WRITTEN TASK
From the records, pick out and copy each line containing "pair".
_____
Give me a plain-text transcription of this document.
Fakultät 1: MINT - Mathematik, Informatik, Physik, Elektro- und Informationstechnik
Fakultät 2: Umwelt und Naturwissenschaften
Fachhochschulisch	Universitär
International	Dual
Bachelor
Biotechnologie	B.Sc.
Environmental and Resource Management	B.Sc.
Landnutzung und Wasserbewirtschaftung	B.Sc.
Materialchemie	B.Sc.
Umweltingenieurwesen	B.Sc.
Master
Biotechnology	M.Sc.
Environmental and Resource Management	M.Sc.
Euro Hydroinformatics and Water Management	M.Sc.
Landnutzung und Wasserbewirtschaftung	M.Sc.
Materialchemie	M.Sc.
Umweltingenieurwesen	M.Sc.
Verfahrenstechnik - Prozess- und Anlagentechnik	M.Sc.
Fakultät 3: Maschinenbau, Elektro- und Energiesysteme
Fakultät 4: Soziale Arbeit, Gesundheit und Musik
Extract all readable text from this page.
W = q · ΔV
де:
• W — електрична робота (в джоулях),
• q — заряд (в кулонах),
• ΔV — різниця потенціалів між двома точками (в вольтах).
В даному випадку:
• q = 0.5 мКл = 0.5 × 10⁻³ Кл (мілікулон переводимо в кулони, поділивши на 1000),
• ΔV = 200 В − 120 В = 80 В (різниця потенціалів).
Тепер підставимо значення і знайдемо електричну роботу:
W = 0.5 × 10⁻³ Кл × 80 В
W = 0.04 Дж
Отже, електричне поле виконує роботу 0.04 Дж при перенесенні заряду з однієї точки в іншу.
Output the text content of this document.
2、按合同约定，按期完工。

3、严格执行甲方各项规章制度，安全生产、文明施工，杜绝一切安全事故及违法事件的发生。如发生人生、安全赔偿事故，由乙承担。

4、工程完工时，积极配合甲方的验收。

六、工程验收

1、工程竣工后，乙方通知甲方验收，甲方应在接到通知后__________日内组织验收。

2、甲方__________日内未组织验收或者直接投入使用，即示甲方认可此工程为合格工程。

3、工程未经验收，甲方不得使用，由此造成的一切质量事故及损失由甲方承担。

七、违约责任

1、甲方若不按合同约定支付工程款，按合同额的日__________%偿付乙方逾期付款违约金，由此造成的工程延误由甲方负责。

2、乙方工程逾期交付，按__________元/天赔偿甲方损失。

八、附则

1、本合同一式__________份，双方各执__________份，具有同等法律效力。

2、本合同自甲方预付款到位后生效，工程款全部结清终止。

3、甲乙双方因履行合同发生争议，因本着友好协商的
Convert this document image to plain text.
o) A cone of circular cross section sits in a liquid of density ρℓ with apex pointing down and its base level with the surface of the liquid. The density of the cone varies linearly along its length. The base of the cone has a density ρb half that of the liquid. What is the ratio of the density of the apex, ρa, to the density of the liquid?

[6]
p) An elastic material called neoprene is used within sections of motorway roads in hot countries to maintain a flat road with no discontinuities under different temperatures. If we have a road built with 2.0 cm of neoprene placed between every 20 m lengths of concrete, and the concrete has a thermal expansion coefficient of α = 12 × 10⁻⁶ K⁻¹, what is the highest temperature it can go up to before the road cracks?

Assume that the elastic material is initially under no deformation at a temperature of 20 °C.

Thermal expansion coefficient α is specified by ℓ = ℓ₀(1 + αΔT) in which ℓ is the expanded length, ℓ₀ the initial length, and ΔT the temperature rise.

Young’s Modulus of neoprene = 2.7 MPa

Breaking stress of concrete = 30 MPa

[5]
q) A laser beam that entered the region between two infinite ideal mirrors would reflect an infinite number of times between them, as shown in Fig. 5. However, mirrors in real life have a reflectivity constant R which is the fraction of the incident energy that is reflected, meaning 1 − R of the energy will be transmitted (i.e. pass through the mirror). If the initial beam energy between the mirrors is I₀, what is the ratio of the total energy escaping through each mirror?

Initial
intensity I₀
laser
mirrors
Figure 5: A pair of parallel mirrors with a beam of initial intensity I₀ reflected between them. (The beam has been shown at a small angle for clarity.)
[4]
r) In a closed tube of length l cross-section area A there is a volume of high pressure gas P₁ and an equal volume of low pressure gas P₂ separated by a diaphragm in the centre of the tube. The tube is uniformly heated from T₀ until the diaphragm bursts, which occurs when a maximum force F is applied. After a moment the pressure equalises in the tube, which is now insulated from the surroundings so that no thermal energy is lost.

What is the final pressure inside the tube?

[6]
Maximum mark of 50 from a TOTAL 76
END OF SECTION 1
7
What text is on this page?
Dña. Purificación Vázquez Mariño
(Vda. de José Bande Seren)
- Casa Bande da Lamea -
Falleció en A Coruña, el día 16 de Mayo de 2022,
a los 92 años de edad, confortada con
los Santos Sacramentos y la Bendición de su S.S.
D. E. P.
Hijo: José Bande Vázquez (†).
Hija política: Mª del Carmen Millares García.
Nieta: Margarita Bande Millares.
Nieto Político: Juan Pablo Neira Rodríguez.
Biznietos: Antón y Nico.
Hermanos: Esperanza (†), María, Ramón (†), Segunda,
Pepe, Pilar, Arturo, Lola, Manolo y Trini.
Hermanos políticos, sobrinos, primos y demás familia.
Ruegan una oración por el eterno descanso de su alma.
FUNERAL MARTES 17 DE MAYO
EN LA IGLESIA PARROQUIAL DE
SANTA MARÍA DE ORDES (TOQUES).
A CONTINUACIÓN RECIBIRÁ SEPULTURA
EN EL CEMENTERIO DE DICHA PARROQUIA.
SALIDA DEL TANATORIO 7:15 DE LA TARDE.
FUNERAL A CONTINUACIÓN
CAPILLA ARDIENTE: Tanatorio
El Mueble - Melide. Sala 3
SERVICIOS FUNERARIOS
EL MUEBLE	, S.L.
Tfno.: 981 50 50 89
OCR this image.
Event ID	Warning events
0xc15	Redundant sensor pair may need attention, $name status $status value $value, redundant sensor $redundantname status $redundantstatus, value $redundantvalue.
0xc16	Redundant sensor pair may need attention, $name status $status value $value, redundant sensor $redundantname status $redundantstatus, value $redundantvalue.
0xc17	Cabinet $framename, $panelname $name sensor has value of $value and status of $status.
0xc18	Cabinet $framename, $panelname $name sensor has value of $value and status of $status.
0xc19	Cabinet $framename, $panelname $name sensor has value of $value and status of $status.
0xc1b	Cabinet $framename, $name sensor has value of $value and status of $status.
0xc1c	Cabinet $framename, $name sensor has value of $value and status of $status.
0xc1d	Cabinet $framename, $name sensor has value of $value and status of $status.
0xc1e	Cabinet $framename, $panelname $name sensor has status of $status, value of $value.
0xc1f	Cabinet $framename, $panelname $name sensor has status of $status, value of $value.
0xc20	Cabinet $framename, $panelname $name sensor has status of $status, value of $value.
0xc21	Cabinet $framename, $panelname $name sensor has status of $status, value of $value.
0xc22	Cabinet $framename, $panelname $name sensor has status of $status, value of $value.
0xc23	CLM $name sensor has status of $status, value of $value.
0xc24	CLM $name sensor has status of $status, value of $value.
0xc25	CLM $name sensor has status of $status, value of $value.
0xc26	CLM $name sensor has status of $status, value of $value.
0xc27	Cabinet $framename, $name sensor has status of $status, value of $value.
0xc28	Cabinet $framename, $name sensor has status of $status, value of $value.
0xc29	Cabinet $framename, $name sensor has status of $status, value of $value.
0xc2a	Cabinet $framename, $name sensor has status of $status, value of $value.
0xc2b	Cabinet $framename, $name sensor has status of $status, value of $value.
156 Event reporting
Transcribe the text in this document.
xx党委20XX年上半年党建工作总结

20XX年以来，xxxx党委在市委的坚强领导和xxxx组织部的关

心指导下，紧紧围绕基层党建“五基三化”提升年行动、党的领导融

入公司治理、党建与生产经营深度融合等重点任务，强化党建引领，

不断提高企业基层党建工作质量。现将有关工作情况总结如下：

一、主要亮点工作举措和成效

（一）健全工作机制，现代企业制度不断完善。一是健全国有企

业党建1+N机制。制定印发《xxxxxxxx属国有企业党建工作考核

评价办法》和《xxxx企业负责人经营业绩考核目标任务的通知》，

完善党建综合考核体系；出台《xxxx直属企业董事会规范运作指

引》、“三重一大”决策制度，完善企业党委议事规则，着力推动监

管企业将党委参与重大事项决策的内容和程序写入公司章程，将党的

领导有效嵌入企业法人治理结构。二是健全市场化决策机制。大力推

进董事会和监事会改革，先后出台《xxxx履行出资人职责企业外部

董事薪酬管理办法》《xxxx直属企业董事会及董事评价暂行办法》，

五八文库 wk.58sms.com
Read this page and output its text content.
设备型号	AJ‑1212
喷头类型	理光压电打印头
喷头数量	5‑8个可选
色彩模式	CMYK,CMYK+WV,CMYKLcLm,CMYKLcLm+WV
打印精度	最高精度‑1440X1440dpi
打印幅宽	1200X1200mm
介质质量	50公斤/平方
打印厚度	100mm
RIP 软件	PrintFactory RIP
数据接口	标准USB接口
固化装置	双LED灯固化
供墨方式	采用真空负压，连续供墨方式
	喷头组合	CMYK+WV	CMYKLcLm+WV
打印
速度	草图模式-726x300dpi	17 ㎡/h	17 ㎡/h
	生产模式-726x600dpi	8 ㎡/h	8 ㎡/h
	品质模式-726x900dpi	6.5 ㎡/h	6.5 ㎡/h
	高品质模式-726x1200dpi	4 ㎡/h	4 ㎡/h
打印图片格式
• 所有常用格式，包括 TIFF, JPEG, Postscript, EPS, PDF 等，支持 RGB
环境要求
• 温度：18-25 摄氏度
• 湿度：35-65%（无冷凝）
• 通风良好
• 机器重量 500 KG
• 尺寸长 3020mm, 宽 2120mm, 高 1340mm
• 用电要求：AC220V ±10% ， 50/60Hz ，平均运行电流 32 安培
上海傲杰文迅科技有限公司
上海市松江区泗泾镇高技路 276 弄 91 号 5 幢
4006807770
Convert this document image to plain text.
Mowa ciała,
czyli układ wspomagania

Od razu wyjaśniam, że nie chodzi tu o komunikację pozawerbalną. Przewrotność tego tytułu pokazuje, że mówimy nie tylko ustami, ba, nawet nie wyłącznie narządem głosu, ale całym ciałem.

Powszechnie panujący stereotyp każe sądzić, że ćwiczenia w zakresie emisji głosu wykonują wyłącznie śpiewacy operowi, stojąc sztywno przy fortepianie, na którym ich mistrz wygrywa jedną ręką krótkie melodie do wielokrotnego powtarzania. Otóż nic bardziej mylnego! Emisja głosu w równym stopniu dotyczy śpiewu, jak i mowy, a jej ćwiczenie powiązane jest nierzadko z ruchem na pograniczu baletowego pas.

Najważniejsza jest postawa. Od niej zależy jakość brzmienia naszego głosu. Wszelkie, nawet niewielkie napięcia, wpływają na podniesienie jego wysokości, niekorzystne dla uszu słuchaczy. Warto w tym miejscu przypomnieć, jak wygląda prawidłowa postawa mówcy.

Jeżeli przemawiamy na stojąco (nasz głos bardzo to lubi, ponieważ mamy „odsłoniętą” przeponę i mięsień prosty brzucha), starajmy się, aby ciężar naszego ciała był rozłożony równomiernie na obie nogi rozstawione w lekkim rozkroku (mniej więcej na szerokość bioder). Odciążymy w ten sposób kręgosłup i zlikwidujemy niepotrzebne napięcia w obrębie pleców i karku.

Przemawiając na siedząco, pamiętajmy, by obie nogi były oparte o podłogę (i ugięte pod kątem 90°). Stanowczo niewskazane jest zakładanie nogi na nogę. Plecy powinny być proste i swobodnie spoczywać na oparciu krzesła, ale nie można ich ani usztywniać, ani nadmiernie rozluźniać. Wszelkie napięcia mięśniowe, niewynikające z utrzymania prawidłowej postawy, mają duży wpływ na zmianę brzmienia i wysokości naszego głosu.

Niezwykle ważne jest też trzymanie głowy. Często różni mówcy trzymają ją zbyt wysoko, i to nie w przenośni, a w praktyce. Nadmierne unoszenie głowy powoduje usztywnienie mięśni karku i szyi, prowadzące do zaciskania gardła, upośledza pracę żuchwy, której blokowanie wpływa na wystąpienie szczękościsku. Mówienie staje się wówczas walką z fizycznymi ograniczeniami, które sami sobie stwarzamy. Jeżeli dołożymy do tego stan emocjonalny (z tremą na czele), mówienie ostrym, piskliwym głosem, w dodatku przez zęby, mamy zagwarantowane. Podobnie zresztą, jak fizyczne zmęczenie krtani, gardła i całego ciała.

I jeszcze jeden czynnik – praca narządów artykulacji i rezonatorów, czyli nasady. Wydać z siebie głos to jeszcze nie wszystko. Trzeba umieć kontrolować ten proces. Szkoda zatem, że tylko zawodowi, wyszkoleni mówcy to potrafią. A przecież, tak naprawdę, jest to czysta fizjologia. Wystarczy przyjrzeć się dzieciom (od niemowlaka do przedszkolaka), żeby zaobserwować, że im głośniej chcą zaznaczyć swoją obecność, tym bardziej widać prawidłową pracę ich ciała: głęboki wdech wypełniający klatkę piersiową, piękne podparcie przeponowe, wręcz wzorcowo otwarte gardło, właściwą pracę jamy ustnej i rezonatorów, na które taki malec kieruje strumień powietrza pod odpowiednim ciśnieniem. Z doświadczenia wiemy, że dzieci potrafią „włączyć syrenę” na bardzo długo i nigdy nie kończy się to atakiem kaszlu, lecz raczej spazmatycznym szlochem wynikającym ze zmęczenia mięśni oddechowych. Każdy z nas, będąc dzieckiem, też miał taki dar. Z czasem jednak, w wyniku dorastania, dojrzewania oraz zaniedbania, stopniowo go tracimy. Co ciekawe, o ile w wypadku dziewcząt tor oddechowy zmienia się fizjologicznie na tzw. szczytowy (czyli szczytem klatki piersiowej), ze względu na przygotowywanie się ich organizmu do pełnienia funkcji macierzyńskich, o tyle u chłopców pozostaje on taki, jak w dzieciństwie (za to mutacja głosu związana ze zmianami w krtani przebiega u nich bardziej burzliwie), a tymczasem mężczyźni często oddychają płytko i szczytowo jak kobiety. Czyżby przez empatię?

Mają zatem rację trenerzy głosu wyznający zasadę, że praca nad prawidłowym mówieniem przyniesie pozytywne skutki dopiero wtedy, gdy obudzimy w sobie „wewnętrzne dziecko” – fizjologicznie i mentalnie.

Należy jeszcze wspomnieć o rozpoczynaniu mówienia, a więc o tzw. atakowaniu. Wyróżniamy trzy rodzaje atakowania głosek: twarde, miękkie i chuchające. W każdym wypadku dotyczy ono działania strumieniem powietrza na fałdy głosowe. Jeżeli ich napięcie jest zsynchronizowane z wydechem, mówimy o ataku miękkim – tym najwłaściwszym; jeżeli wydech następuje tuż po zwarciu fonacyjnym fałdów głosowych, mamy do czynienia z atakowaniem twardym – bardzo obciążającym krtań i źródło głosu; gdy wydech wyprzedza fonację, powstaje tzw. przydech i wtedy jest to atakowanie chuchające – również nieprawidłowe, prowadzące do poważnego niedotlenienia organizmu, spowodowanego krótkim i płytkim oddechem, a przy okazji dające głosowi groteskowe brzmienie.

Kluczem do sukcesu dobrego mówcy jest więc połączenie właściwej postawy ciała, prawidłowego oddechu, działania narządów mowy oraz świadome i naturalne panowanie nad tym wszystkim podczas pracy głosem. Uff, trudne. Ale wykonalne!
_____
REPLY
Figure 5: A pair of parallel mirrors with a beam of initial intensity I₀ reflected between them. (The beam has been shown at a small angle for clarity.)
0xc15	Redundant sensor pair may need attention, $name status $status value $value, redundant sensor $redundantname status $redundantstatus, value $redundantvalue.
0xc16	Redundant sensor pair may need attention, $name status $status value $value, redundant sensor $redundantname status $redundantstatus, value $redundantvalue.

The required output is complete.